(Items from a figure collection)
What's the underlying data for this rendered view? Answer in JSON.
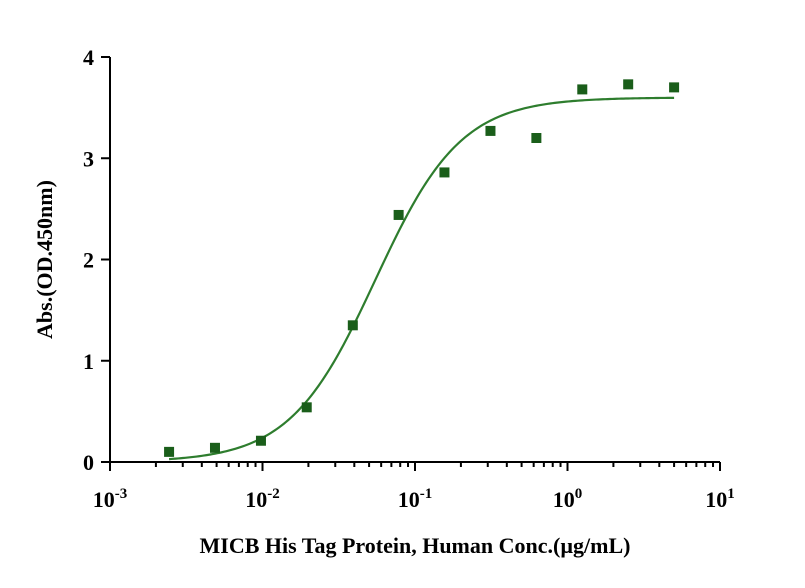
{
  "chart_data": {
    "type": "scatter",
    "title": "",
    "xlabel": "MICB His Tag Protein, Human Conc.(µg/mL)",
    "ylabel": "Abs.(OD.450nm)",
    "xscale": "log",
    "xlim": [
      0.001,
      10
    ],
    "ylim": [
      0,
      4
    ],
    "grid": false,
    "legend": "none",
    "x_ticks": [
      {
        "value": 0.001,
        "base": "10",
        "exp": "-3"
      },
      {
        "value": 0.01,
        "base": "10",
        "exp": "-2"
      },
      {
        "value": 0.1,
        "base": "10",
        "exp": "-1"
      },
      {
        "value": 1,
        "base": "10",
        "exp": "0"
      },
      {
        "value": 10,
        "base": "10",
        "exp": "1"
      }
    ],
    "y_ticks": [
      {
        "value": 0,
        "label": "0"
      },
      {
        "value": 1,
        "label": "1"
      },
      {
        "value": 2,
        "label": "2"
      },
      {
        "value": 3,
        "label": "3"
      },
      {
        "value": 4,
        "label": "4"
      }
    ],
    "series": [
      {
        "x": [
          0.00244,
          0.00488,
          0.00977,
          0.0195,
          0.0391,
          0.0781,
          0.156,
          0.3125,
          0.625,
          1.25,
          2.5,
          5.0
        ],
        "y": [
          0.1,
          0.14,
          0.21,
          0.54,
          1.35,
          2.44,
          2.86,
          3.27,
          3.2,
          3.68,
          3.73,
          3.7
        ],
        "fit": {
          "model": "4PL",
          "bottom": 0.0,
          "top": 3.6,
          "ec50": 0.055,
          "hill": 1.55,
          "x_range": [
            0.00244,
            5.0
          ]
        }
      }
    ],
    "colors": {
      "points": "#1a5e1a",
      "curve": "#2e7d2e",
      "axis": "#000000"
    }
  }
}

• [EXERCISE GOAL]:
Output every entry exactly, leaving out pictures.

• [RESPONSE TO THE EXERCISE]:
What's the underlying data for this rendered view? Answer in JSON.
{
  "chart_data": {
    "type": "scatter",
    "title": "",
    "xlabel": "MICB His Tag Protein, Human Conc.(µg/mL)",
    "ylabel": "Abs.(OD.450nm)",
    "xscale": "log",
    "xlim": [
      0.001,
      10
    ],
    "ylim": [
      0,
      4
    ],
    "grid": false,
    "legend": "none",
    "x_ticks": [
      {
        "value": 0.001,
        "base": "10",
        "exp": "-3"
      },
      {
        "value": 0.01,
        "base": "10",
        "exp": "-2"
      },
      {
        "value": 0.1,
        "base": "10",
        "exp": "-1"
      },
      {
        "value": 1,
        "base": "10",
        "exp": "0"
      },
      {
        "value": 10,
        "base": "10",
        "exp": "1"
      }
    ],
    "y_ticks": [
      {
        "value": 0,
        "label": "0"
      },
      {
        "value": 1,
        "label": "1"
      },
      {
        "value": 2,
        "label": "2"
      },
      {
        "value": 3,
        "label": "3"
      },
      {
        "value": 4,
        "label": "4"
      }
    ],
    "series": [
      {
        "x": [
          0.00244,
          0.00488,
          0.00977,
          0.0195,
          0.0391,
          0.0781,
          0.156,
          0.3125,
          0.625,
          1.25,
          2.5,
          5.0
        ],
        "y": [
          0.1,
          0.14,
          0.21,
          0.54,
          1.35,
          2.44,
          2.86,
          3.27,
          3.2,
          3.68,
          3.73,
          3.7
        ],
        "fit": {
          "model": "4PL",
          "bottom": 0.0,
          "top": 3.6,
          "ec50": 0.055,
          "hill": 1.55,
          "x_range": [
            0.00244,
            5.0
          ]
        }
      }
    ],
    "colors": {
      "points": "#1a5e1a",
      "curve": "#2e7d2e",
      "axis": "#000000"
    }
  }
}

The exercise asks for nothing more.